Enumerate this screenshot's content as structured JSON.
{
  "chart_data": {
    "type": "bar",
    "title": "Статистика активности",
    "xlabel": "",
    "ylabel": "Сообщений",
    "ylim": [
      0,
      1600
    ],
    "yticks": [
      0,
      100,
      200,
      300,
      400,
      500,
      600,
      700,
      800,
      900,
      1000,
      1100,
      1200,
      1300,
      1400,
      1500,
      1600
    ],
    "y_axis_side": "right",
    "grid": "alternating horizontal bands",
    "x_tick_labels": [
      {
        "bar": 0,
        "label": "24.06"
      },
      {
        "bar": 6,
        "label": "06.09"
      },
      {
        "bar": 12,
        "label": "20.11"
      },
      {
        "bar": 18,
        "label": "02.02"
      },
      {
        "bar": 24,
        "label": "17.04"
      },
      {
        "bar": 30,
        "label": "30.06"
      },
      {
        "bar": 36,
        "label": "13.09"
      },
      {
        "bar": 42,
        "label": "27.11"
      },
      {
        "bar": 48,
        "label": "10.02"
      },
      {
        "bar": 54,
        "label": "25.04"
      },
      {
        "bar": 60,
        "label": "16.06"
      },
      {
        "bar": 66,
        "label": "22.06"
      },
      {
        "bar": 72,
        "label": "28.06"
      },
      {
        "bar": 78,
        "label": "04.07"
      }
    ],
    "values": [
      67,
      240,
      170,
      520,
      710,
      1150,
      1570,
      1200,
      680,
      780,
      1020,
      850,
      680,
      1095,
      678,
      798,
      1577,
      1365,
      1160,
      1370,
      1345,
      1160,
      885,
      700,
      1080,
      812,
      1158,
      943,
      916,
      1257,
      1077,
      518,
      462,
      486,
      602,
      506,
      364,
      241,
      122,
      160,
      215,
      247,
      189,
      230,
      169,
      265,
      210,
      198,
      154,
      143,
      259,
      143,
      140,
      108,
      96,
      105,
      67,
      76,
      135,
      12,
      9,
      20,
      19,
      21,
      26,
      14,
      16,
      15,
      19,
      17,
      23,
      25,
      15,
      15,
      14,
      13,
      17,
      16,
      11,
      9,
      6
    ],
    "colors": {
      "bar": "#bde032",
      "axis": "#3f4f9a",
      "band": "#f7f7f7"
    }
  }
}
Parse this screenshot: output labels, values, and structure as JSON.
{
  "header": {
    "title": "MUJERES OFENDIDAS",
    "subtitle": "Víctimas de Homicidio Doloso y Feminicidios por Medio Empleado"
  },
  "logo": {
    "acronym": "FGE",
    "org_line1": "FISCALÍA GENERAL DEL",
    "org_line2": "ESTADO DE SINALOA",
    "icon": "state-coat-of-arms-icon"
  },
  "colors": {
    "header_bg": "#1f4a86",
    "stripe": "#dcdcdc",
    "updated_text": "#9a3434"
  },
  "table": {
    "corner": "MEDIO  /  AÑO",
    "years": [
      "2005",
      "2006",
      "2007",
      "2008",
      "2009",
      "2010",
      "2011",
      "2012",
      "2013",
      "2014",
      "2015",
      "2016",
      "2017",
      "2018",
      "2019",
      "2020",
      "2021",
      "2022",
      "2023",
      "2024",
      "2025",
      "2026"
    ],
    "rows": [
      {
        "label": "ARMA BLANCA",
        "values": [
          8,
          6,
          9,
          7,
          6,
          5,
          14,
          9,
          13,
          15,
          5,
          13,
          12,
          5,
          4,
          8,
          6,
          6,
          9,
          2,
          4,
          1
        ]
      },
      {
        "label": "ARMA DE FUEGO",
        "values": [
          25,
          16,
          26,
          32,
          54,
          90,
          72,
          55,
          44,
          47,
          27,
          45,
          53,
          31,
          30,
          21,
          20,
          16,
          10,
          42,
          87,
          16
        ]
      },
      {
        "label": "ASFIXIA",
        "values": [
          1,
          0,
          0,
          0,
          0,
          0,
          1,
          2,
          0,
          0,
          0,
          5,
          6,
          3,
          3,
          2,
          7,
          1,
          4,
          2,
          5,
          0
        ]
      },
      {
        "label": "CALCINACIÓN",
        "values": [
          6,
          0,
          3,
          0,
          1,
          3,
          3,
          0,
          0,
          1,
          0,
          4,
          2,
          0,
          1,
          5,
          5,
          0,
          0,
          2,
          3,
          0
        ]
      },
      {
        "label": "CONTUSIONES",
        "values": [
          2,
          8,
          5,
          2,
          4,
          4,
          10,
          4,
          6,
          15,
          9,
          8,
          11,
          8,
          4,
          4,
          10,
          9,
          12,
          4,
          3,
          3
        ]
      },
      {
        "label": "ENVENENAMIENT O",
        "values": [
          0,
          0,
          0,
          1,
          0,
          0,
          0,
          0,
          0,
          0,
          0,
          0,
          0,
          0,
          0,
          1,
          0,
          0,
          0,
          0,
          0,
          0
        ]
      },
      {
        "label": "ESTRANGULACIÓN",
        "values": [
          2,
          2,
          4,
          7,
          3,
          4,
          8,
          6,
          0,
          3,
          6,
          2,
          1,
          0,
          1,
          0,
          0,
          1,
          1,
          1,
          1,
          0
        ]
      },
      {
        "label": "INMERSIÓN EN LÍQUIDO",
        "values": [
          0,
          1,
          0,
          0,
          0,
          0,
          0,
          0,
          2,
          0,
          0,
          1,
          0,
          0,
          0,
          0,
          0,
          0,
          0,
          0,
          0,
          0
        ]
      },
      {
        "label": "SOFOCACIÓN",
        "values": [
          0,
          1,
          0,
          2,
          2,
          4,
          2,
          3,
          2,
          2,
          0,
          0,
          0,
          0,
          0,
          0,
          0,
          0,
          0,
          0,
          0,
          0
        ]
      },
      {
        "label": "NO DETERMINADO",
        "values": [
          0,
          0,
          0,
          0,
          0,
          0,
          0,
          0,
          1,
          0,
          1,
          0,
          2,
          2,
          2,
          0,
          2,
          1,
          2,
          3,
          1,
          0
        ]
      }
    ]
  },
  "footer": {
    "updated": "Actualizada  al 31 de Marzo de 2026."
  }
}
^^^^^^^^^^^^^^^^
Gather each line holding the string "this".

• _EXPECTED ANSWER_
Enumerate this screenshot's content as structured JSON.
Parse this screenshot: output labels, values, and structure as JSON.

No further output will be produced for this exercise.